▶ WHAT THE TASK ASKS: Show all lines holding the string "招才引智".

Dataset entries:
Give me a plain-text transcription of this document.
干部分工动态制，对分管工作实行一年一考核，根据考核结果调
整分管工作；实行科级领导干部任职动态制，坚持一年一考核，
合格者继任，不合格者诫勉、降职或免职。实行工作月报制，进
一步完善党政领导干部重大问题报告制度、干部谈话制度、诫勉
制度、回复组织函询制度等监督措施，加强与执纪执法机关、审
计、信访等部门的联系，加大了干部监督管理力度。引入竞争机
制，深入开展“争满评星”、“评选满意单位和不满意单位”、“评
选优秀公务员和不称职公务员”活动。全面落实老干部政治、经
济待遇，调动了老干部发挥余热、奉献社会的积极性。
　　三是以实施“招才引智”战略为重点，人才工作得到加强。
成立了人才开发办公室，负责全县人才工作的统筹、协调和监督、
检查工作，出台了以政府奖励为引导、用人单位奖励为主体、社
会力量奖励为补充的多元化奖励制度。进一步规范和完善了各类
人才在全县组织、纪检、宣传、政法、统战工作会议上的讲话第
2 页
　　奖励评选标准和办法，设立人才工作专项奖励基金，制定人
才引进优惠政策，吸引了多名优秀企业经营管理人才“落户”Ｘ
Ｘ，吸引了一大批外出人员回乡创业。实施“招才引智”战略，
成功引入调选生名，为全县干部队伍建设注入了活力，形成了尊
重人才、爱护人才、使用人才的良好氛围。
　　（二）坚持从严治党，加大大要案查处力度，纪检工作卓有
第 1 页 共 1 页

▶ EXERCISE RESPONSE:
　　三是以实施“招才引智”战略为重点，人才工作得到加强。
Ｘ，吸引了一大批外出人员回乡创业。实施“招才引智”战略，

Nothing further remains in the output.